## DATA EXCERPTS
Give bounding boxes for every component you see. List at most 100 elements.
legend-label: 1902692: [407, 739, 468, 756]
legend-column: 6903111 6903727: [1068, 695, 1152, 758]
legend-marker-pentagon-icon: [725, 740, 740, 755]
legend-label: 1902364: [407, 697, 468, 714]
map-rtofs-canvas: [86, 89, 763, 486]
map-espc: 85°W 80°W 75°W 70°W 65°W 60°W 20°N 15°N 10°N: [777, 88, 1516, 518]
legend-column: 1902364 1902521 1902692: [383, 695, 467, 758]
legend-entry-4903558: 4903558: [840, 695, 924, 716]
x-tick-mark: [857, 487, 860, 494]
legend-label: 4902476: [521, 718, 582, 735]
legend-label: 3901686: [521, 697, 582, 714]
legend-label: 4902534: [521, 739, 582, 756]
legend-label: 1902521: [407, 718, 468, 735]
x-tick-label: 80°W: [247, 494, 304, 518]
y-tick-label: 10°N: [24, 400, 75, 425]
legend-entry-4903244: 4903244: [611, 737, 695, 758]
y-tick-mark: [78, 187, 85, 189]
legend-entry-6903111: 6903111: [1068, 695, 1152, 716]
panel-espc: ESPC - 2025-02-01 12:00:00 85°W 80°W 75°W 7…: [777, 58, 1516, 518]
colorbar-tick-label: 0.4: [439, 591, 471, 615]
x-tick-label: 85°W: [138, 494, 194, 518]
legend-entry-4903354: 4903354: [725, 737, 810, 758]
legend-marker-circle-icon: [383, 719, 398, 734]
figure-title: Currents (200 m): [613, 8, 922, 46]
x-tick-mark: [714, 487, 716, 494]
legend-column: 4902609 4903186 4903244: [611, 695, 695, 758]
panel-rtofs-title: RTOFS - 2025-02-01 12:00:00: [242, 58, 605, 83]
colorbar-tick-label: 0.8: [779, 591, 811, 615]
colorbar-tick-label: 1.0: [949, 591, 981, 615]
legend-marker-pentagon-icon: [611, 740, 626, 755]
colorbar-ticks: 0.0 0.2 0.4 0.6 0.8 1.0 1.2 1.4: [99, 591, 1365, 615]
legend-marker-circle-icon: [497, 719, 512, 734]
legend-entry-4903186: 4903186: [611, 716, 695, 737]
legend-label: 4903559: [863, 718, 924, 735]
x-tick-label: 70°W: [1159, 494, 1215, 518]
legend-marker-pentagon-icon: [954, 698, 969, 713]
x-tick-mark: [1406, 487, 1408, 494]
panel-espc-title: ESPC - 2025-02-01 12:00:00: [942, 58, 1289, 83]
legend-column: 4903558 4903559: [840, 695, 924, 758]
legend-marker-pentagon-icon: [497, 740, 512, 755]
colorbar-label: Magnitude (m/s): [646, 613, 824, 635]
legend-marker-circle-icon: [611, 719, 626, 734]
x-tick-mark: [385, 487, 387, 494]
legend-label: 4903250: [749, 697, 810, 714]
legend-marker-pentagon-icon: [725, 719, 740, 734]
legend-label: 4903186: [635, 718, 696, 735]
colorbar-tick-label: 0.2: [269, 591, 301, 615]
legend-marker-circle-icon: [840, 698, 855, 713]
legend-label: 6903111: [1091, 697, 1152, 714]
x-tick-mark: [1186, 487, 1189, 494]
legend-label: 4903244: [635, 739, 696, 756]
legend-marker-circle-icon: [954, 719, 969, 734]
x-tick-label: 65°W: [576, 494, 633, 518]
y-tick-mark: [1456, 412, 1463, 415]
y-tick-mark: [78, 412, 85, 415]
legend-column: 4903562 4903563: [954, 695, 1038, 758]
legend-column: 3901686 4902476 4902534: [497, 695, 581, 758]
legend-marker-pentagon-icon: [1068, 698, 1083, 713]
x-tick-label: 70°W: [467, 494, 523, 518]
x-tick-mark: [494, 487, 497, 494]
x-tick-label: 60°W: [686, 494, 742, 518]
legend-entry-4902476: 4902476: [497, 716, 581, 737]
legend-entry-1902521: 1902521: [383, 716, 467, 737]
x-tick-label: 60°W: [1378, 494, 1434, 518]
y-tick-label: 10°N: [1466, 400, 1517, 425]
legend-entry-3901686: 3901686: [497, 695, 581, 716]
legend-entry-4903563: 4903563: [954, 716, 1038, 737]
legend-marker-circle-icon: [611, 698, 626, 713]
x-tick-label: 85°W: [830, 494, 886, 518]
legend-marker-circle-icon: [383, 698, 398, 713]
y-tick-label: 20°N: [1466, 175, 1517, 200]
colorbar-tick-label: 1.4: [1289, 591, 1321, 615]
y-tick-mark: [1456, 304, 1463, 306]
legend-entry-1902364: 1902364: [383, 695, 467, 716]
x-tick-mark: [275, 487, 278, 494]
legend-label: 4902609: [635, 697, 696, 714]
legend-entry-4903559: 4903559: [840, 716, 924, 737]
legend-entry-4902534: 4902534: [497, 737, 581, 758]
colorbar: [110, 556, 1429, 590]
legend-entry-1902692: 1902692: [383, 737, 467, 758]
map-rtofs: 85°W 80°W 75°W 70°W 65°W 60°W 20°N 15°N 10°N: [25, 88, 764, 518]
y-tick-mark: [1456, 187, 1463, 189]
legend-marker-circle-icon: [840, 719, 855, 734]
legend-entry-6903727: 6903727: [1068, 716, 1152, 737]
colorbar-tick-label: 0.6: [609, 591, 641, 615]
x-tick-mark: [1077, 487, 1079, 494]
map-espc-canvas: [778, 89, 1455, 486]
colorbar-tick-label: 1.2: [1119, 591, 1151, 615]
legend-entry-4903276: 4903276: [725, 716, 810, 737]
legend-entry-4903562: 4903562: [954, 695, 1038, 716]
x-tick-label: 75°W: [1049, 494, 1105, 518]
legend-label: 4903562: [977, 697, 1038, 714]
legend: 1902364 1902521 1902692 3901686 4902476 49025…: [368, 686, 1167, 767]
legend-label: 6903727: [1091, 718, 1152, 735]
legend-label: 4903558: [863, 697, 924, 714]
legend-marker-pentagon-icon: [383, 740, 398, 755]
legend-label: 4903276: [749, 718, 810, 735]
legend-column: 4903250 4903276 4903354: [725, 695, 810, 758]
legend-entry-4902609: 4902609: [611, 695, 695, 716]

## DIRECTIONS FOR THIS TASK
Render each line of the records above as a string in a single JSON array, in the order given and omitting any blank lines.

## PROBLEM SOLUTION
[
  "Give bounding boxes for every component you see. List at most 100 elements.",
  "legend-label: 1902692: [407, 739, 468, 756]",
  "legend-column: 6903111 6903727: [1068, 695, 1152, 758]",
  "legend-marker-pentagon-icon: [725, 740, 740, 755]",
  "legend-label: 1902364: [407, 697, 468, 714]",
  "map-rtofs-canvas: [86, 89, 763, 486]",
  "map-espc: 85°W 80°W 75°W 70°W 65°W 60°W 20°N 15°N 10°N: [777, 88, 1516, 518]",
  "legend-column: 1902364 1902521 1902692: [383, 695, 467, 758]",
  "legend-entry-4903558: 4903558: [840, 695, 924, 716]",
  "x-tick-mark: [857, 487, 860, 494]",
  "legend-label: 4902476: [521, 718, 582, 735]",
  "legend-label: 3901686: [521, 697, 582, 714]",
  "legend-label: 4902534: [521, 739, 582, 756]",
  "legend-label: 1902521: [407, 718, 468, 735]",
  "x-tick-label: 80°W: [247, 494, 304, 518]",
  "y-tick-label: 10°N: [24, 400, 75, 425]",
  "legend-entry-4903244: 4903244: [611, 737, 695, 758]",
  "y-tick-mark: [78, 187, 85, 189]",
  "legend-entry-6903111: 6903111: [1068, 695, 1152, 716]",
  "panel-espc: ESPC - 2025-02-01 12:00:00 85°W 80°W 75°W 7…: [777, 58, 1516, 518]",
  "colorbar-tick-label: 0.4: [439, 591, 471, 615]",
  "x-tick-label: 85°W: [138, 494, 194, 518]",
  "legend-entry-4903354: 4903354: [725, 737, 810, 758]",
  "legend-marker-circle-icon: [383, 719, 398, 734]",
  "figure-title: Currents (200 m): [613, 8, 922, 46]",
  "x-tick-mark: [714, 487, 716, 494]",
  "legend-column: 4902609 4903186 4903244: [611, 695, 695, 758]",
  "panel-rtofs-title: RTOFS - 2025-02-01 12:00:00: [242, 58, 605, 83]",
  "colorbar-tick-label: 0.8: [779, 591, 811, 615]",
  "colorbar-tick-label: 1.0: [949, 591, 981, 615]",
  "legend-marker-pentagon-icon: [611, 740, 626, 755]",
  "colorbar-ticks: 0.0 0.2 0.4 0.6 0.8 1.0 1.2 1.4: [99, 591, 1365, 615]",
  "legend-marker-circle-icon: [497, 719, 512, 734]",
  "legend-entry-4903186: 4903186: [611, 716, 695, 737]",
  "legend-label: 4903559: [863, 718, 924, 735]",
  "x-tick-label: 70°W: [1159, 494, 1215, 518]",
  "legend-marker-pentagon-icon: [954, 698, 969, 713]",
  "x-tick-mark: [1406, 487, 1408, 494]",
  "panel-espc-title: ESPC - 2025-02-01 12:00:00: [942, 58, 1289, 83]",
  "legend-column: 4903558 4903559: [840, 695, 924, 758]",
  "legend-marker-pentagon-icon: [497, 740, 512, 755]",
  "colorbar-label: Magnitude (m/s): [646, 613, 824, 635]",
  "legend-marker-circle-icon: [611, 719, 626, 734]",
  "x-tick-mark: [385, 487, 387, 494]",
  "legend-label: 4903250: [749, 697, 810, 714]",
  "legend-marker-pentagon-icon: [725, 719, 740, 734]",
  "legend-label: 4903186: [635, 718, 696, 735]",
  "colorbar-tick-label: 0.2: [269, 591, 301, 615]",
  "legend-marker-circle-icon: [840, 698, 855, 713]",
  "legend-label: 6903111: [1091, 697, 1152, 714]",
  "x-tick-mark: [1186, 487, 1189, 494]",
  "legend-label: 4903244: [635, 739, 696, 756]",
  "legend-marker-circle-icon: [954, 719, 969, 734]",
  "x-tick-label: 65°W: [576, 494, 633, 518]",
  "y-tick-mark: [1456, 412, 1463, 415]",
  "y-tick-mark: [78, 412, 85, 415]",
  "legend-column: 4903562 4903563: [954, 695, 1038, 758]",
  "legend-column: 3901686 4902476 4902534: [497, 695, 581, 758]",
  "legend-marker-pentagon-icon: [1068, 698, 1083, 713]",
  "x-tick-label: 70°W: [467, 494, 523, 518]",
  "x-tick-mark: [494, 487, 497, 494]",
  "x-tick-label: 60°W: [686, 494, 742, 518]",
  "legend-entry-4902476: 4902476: [497, 716, 581, 737]",
  "legend-entry-1902521: 1902521: [383, 716, 467, 737]",
  "x-tick-label: 60°W: [1378, 494, 1434, 518]",
  "y-tick-label: 10°N: [1466, 400, 1517, 425]",
  "legend-entry-3901686: 3901686: [497, 695, 581, 716]",
  "legend-entry-4903563: 4903563: [954, 716, 1038, 737]",
  "legend-marker-circle-icon: [611, 698, 626, 713]",
  "x-tick-label: 85°W: [830, 494, 886, 518]",
  "legend-marker-circle-icon: [383, 698, 398, 713]",
  "y-tick-label: 20°N: [1466, 175, 1517, 200]",
  "colorbar-tick-label: 1.4: [1289, 591, 1321, 615]",
  "y-tick-mark: [1456, 304, 1463, 306]",
  "legend-entry-1902364: 1902364: [383, 695, 467, 716]",
  "x-tick-mark: [275, 487, 278, 494]",
  "legend-label: 4902609: [635, 697, 696, 714]",
  "legend-entry-4903559: 4903559: [840, 716, 924, 737]",
  "legend-entry-4902534: 4902534: [497, 737, 581, 758]",
  "colorbar: [110, 556, 1429, 590]",
  "legend-entry-1902692: 1902692: [383, 737, 467, 758]",
  "map-rtofs: 85°W 80°W 75°W 70°W 65°W 60°W 20°N 15°N 10°N: [25, 88, 764, 518]",
  "y-tick-mark: [1456, 187, 1463, 189]",
  "legend-marker-circle-icon: [840, 719, 855, 734]",
  "legend-entry-6903727: 6903727: [1068, 716, 1152, 737]",
  "colorbar-tick-label: 0.6: [609, 591, 641, 615]",
  "x-tick-mark: [1077, 487, 1079, 494]",
  "map-espc-canvas: [778, 89, 1455, 486]",
  "colorbar-tick-label: 1.2: [1119, 591, 1151, 615]",
  "legend-entry-4903276: 4903276: [725, 716, 810, 737]",
  "legend-entry-4903562: 4903562: [954, 695, 1038, 716]",
  "x-tick-label: 75°W: [1049, 494, 1105, 518]",
  "legend-label: 4903562: [977, 697, 1038, 714]",
  "legend: 1902364 1902521 1902692 3901686 4902476 49025…: [368, 686, 1167, 767]",
  "legend-label: 6903727: [1091, 718, 1152, 735]",
  "legend-label: 4903558: [863, 697, 924, 714]",
  "legend-marker-pentagon-icon: [383, 740, 398, 755]",
  "legend-label: 4903276: [749, 718, 810, 735]",
  "legend-column: 4903250 4903276 4903354: [725, 695, 810, 758]",
  "legend-entry-4902609: 4902609: [611, 695, 695, 716]"
]